Text shown:
========
Article I, Section 2 of the U.S. Constitution lays out the organization of the House of Representatives, including the time frame for elections and how the number of representatives for each state is established.
Some provisions of Article I, Section 2 are no longer in effect - namely, the characterization of enslaved people as "three-fifths" of a person for the purposes of the population count. It does, however, serve as a reminder that the Constitution was originally written by, and for, white men who owned property. In the years that followed, constitutional amendments and interpretations by the Supreme Court have changed these provisions.
"The House of Representatives shall be composed of Members chosen every second Year by the People of the several States, and the Electors in each State shall have the Qualifications requisite for Electors of the most numerous Branch of the State Legislature.
========
Stored rows:
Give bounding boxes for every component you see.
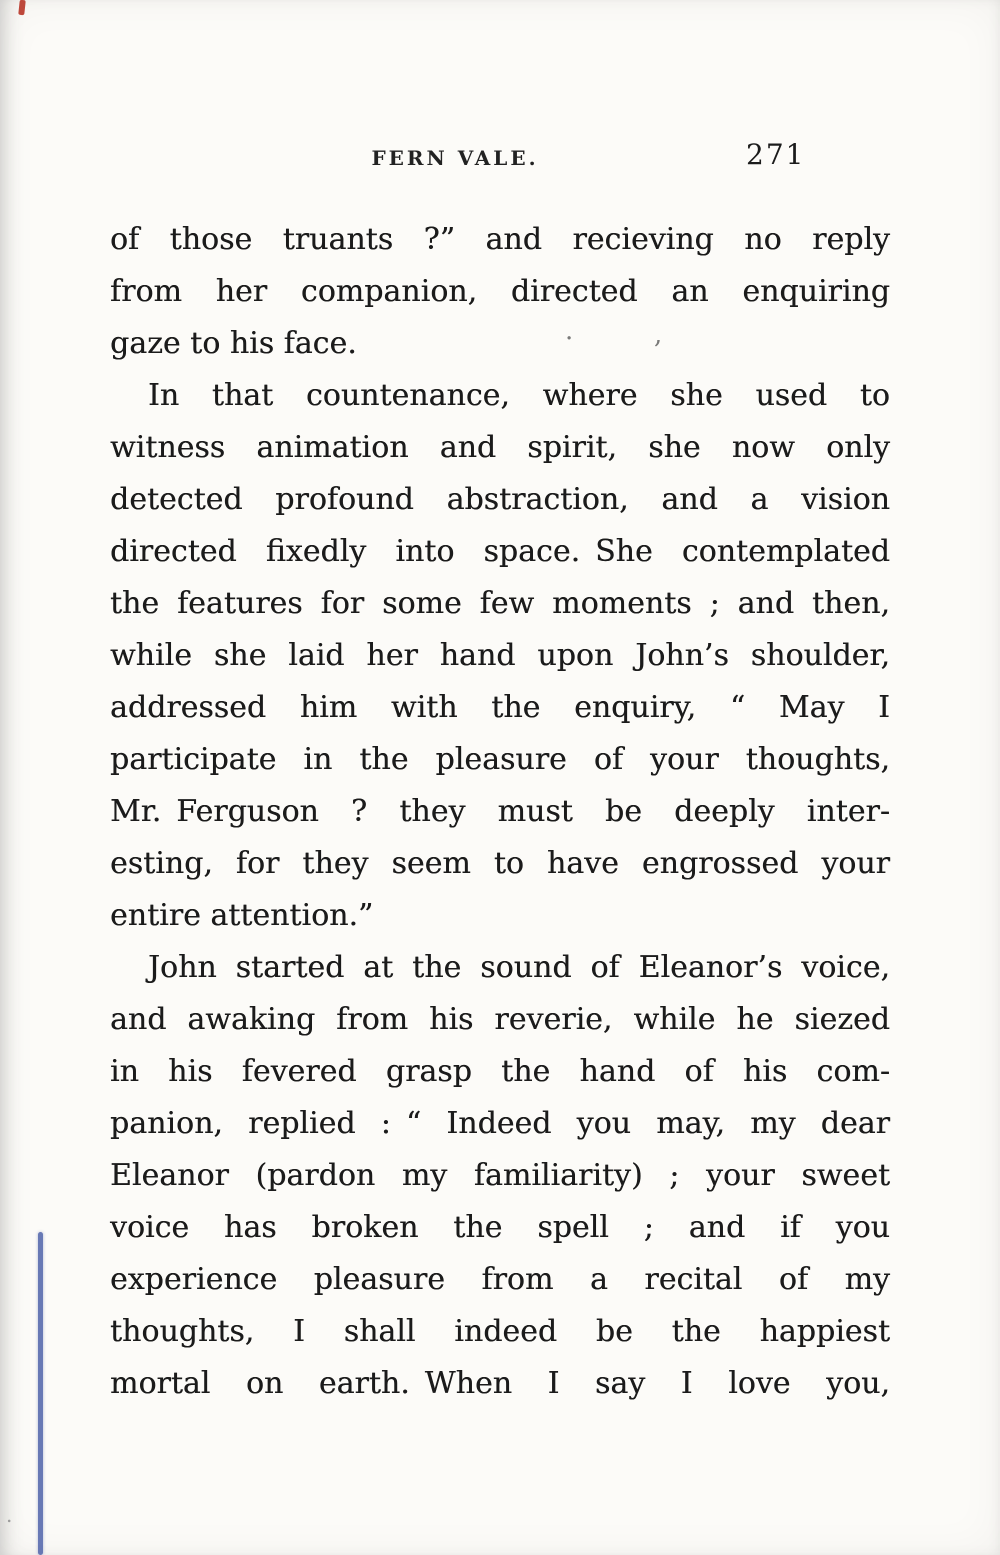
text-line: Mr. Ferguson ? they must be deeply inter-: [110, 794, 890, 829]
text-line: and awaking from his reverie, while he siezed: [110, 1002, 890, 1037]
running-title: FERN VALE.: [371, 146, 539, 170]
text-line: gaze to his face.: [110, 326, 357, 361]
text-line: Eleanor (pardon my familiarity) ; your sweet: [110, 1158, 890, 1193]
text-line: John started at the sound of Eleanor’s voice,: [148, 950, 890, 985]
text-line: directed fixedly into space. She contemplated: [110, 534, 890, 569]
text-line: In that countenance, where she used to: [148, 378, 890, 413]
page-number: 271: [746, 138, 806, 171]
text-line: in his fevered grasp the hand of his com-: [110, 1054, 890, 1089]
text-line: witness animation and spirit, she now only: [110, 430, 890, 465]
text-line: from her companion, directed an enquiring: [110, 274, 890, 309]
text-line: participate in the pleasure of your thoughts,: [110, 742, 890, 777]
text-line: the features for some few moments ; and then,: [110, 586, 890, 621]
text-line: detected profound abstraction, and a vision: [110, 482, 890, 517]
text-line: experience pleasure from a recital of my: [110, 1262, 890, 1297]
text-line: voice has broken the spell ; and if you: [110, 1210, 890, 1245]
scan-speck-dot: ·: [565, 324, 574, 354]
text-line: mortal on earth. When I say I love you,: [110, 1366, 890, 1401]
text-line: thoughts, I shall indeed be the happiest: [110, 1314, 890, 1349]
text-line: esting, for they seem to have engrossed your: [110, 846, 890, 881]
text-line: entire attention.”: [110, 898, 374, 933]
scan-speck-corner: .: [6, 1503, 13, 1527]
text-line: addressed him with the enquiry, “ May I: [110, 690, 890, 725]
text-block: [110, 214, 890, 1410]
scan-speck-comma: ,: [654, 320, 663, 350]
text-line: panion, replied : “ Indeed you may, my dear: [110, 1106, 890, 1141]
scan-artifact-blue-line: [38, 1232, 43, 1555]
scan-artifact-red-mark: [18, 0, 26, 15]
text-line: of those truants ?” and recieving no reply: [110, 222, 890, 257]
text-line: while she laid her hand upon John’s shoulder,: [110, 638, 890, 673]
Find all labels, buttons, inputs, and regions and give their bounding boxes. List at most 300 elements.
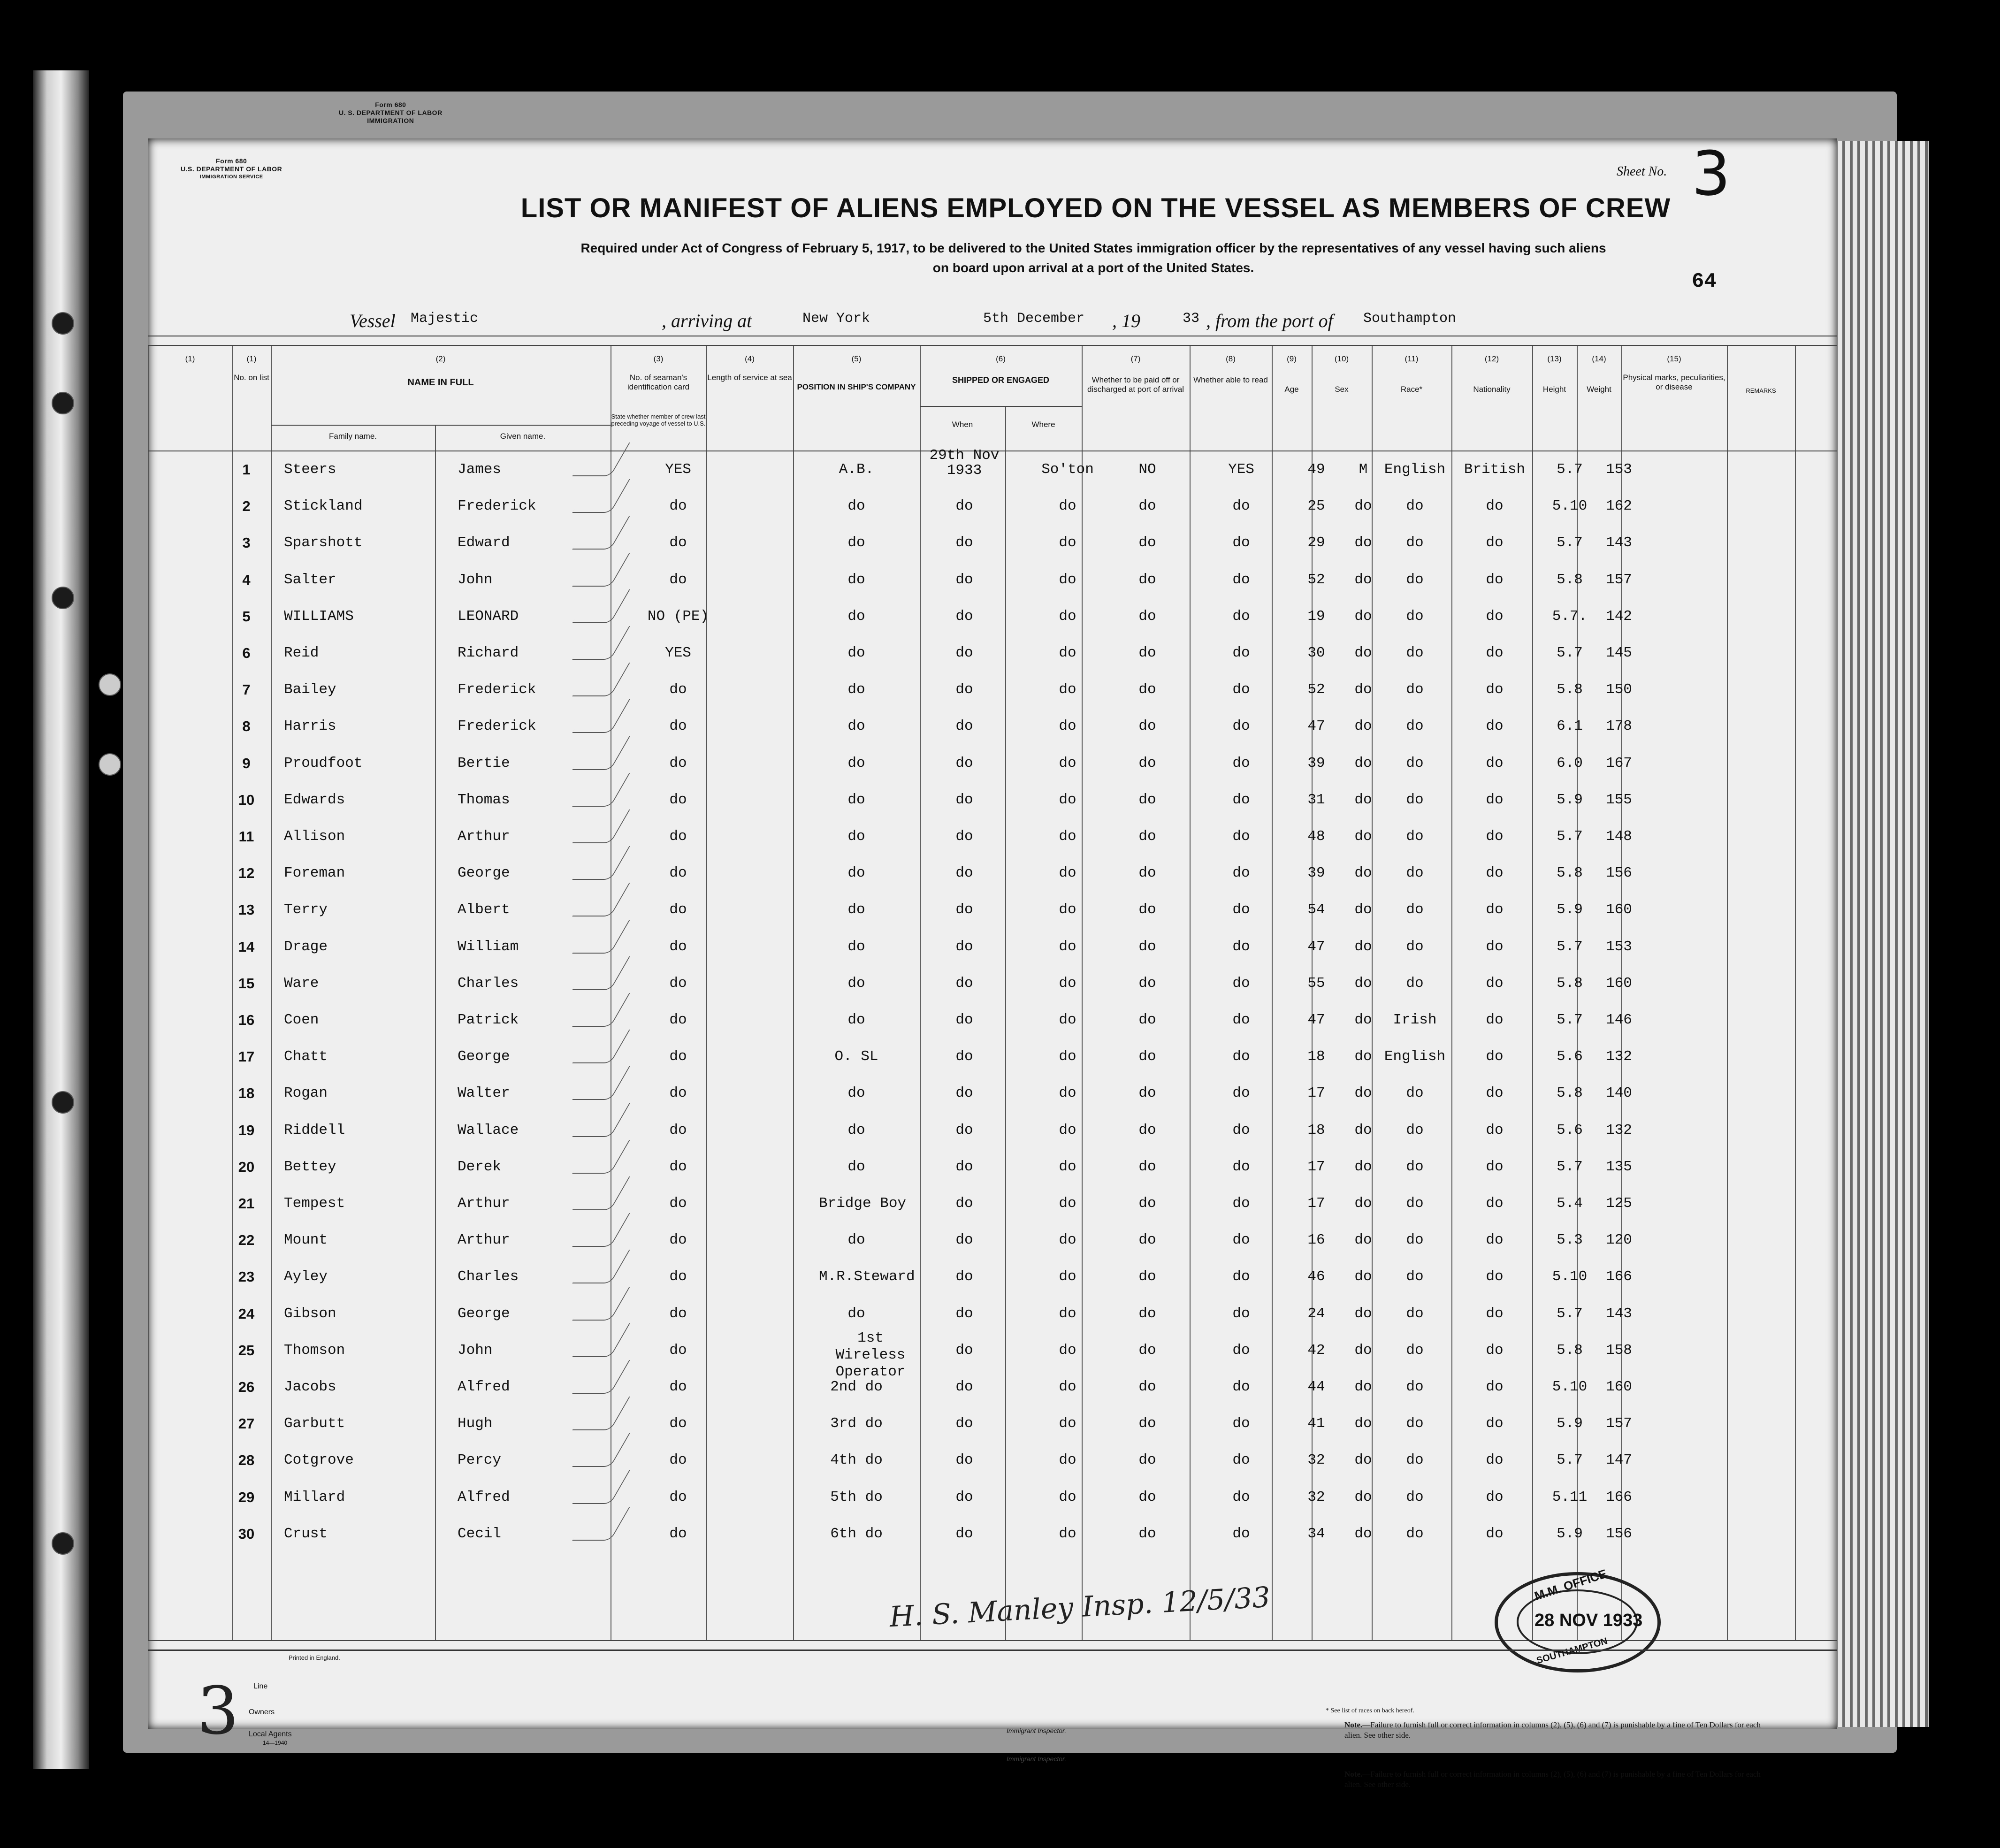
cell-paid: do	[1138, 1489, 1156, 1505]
========
The exercise:
Rewrite the Article I, Section 2 text from the words containing "Article I, Section 2 of" through "changed these provisions.", replacing "Supreme Court" with "federal courts".

Solution:
Article I, Section 2 of the U.S. Constitution lays out the organization of the House of Representatives, including the time frame for elections and how the number of representatives for each state is established.
Some provisions of Article I, Section 2 are no longer in effect - namely, the characterization of enslaved people as "three-fifths" of a person for the purposes of the population count. It does, however, serve as a reminder that the Constitution was originally written by, and for, white men who owned property. In the years that followed, constitutional amendments and interpretations by the federal courts have changed these provisions.